Do this:
Identify and reproduce every line holding the string "during".

(Figure collection entries)
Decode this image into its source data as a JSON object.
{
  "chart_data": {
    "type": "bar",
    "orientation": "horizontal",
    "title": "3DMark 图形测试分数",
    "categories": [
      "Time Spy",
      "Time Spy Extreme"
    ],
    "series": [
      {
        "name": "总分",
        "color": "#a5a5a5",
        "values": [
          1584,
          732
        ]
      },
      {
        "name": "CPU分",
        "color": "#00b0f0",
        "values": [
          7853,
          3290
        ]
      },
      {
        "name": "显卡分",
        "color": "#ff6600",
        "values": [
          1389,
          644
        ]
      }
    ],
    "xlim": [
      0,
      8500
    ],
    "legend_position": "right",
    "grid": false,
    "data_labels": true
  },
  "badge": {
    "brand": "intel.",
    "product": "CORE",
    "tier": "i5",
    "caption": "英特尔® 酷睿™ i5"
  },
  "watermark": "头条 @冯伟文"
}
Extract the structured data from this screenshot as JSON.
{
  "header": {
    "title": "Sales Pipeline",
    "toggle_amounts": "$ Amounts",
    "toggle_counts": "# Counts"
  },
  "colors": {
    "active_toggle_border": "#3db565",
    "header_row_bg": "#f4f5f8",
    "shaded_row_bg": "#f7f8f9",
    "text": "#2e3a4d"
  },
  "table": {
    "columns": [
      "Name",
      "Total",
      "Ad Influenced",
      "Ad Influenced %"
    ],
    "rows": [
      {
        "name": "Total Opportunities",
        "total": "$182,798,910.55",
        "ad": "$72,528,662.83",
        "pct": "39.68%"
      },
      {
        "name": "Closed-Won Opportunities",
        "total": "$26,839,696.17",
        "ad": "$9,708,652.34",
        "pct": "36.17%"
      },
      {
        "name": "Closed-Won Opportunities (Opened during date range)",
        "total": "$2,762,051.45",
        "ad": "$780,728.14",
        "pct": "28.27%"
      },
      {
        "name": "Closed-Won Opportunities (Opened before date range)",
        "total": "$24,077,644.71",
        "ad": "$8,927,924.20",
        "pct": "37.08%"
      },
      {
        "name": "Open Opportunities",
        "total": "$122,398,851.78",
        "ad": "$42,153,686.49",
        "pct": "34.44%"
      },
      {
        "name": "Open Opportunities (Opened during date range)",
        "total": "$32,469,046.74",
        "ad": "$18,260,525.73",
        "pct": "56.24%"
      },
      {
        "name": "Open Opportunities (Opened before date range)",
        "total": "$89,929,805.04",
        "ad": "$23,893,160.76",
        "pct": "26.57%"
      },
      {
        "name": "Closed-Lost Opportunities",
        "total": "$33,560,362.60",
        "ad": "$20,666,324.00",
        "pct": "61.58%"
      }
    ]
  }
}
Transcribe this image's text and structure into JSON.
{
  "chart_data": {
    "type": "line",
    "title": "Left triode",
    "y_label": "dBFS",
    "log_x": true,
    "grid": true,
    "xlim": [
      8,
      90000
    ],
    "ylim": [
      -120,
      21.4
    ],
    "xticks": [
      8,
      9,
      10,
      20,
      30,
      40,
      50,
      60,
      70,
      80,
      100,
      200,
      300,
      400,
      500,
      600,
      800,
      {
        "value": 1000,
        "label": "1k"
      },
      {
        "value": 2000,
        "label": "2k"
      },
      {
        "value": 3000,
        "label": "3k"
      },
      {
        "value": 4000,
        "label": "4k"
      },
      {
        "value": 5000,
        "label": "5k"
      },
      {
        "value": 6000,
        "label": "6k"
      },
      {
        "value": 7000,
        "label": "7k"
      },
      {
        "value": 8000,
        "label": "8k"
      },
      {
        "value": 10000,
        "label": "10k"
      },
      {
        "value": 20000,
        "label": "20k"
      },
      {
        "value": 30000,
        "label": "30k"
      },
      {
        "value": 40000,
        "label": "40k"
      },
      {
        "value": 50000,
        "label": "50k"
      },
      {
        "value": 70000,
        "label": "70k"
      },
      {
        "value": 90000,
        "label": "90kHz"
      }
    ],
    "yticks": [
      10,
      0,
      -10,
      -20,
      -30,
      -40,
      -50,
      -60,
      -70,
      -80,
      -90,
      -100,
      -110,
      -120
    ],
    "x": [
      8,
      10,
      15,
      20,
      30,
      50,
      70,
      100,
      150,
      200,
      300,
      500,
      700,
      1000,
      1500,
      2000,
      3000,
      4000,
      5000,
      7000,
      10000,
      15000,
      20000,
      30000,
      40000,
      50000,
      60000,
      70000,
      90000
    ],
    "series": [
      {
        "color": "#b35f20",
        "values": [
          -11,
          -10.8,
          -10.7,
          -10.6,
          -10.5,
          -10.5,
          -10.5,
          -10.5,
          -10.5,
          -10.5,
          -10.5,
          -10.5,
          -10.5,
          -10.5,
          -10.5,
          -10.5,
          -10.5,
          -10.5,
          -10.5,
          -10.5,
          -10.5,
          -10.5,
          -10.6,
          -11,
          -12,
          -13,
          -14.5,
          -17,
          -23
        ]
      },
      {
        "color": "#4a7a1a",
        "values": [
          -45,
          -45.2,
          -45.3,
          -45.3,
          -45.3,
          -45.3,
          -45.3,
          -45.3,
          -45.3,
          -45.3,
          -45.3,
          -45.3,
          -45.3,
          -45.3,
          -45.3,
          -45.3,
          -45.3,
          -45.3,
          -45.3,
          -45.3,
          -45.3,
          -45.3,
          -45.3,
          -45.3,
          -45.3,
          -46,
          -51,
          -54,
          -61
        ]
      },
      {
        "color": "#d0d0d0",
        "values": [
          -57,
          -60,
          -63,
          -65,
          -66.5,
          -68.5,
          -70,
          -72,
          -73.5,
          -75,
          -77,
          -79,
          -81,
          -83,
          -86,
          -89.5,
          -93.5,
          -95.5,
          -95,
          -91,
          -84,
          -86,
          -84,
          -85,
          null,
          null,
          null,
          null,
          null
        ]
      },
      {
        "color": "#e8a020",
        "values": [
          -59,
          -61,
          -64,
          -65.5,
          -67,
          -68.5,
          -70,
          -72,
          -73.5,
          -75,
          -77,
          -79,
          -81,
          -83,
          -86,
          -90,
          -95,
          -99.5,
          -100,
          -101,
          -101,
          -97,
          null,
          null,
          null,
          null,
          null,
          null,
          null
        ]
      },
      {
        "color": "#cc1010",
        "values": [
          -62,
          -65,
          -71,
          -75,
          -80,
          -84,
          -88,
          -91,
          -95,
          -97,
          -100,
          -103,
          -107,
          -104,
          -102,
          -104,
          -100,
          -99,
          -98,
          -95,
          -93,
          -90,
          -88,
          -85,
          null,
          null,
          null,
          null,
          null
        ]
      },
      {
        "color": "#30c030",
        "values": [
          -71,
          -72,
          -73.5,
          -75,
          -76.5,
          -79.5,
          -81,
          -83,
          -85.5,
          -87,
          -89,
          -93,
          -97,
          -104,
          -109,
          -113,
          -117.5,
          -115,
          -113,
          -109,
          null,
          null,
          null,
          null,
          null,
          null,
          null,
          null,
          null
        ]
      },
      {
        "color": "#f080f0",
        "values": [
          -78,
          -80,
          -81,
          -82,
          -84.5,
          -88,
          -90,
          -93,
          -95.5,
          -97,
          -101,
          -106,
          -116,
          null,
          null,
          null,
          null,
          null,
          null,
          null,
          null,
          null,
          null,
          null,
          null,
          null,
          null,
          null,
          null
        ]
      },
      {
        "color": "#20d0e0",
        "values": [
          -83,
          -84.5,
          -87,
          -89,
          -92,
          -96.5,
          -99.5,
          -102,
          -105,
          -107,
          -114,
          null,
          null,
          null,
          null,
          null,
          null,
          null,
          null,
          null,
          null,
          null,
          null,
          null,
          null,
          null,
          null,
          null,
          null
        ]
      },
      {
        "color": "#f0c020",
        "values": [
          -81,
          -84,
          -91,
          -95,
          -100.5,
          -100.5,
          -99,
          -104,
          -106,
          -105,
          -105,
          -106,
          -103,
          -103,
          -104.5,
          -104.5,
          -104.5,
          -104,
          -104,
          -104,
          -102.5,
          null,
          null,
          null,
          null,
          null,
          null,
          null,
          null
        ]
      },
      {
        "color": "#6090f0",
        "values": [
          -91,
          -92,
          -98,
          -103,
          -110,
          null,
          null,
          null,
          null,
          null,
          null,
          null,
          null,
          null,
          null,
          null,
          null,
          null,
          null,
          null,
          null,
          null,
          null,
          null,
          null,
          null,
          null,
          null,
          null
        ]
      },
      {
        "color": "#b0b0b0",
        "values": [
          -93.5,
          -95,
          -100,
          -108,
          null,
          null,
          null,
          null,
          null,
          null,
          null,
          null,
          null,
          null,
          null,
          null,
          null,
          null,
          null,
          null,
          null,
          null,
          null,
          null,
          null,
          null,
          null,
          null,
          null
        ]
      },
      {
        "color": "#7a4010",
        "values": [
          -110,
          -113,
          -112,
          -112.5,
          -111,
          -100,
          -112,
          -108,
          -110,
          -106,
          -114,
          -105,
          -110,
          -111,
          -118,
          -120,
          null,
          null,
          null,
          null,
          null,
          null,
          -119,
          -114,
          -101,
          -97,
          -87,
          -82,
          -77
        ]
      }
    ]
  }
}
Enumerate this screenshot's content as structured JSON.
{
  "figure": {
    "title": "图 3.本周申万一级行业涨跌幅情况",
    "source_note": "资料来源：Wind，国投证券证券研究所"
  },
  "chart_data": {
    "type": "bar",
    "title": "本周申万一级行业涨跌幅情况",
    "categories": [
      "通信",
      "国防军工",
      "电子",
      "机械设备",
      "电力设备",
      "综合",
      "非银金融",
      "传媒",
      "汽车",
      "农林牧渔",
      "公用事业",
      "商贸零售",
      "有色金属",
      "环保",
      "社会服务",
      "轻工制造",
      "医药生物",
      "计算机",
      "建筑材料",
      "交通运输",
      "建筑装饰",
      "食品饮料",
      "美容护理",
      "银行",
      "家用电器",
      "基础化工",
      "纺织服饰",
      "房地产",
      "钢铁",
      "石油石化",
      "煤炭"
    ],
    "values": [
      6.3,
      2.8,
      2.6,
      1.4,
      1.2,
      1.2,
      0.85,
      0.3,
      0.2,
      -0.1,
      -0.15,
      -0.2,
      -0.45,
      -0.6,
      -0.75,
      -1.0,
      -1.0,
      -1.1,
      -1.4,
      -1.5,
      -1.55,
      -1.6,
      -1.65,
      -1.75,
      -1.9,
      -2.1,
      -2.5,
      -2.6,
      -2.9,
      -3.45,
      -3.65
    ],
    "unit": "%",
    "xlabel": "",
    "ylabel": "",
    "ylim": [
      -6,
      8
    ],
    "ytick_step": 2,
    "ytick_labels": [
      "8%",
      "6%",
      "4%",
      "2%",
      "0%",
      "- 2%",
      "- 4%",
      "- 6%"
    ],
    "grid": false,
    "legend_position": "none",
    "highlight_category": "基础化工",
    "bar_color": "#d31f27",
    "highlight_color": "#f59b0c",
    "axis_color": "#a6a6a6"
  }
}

Result:
        "name": "Closed-Won Opportunities (Opened during date range)",
        "name": "Open Opportunities (Opened during date range)",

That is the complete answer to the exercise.